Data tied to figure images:

::::::

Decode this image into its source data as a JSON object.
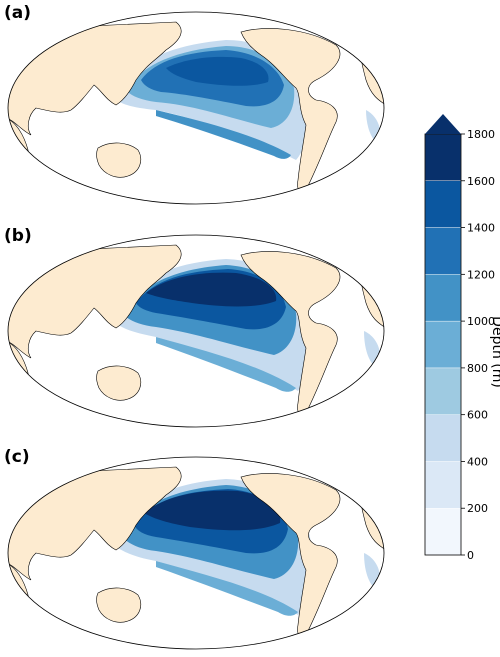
{
  "panels": [
    {
      "label": "(a)"
    },
    {
      "label": "(b)"
    },
    {
      "label": "(c)"
    }
  ],
  "colorbar": {
    "label": "Depth (m)",
    "ticks": [
      "0",
      "200",
      "400",
      "600",
      "800",
      "1000",
      "1200",
      "1400",
      "1600",
      "1800"
    ],
    "colors": [
      "#f2f7fd",
      "#dbe8f6",
      "#c6dbef",
      "#9ecae1",
      "#6baed6",
      "#4292c6",
      "#2171b5",
      "#0b57a0",
      "#08306b"
    ],
    "extend": "max"
  },
  "colors": {
    "land": "#fdebd0",
    "coast": "#000000",
    "ocean": "#ffffff"
  }
}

::::::

- _SHORT PROBLEM_
Pictures stay out of the copy; please restate every record above exactly.

- _RESPONSE TO THIS EXERCISE_
Decode this image into its source data as a JSON object.
{
  "panels": [
    {
      "label": "(a)"
    },
    {
      "label": "(b)"
    },
    {
      "label": "(c)"
    }
  ],
  "colorbar": {
    "label": "Depth (m)",
    "ticks": [
      "0",
      "200",
      "400",
      "600",
      "800",
      "1000",
      "1200",
      "1400",
      "1600",
      "1800"
    ],
    "colors": [
      "#f2f7fd",
      "#dbe8f6",
      "#c6dbef",
      "#9ecae1",
      "#6baed6",
      "#4292c6",
      "#2171b5",
      "#0b57a0",
      "#08306b"
    ],
    "extend": "max"
  },
  "colors": {
    "land": "#fdebd0",
    "coast": "#000000",
    "ocean": "#ffffff"
  }
}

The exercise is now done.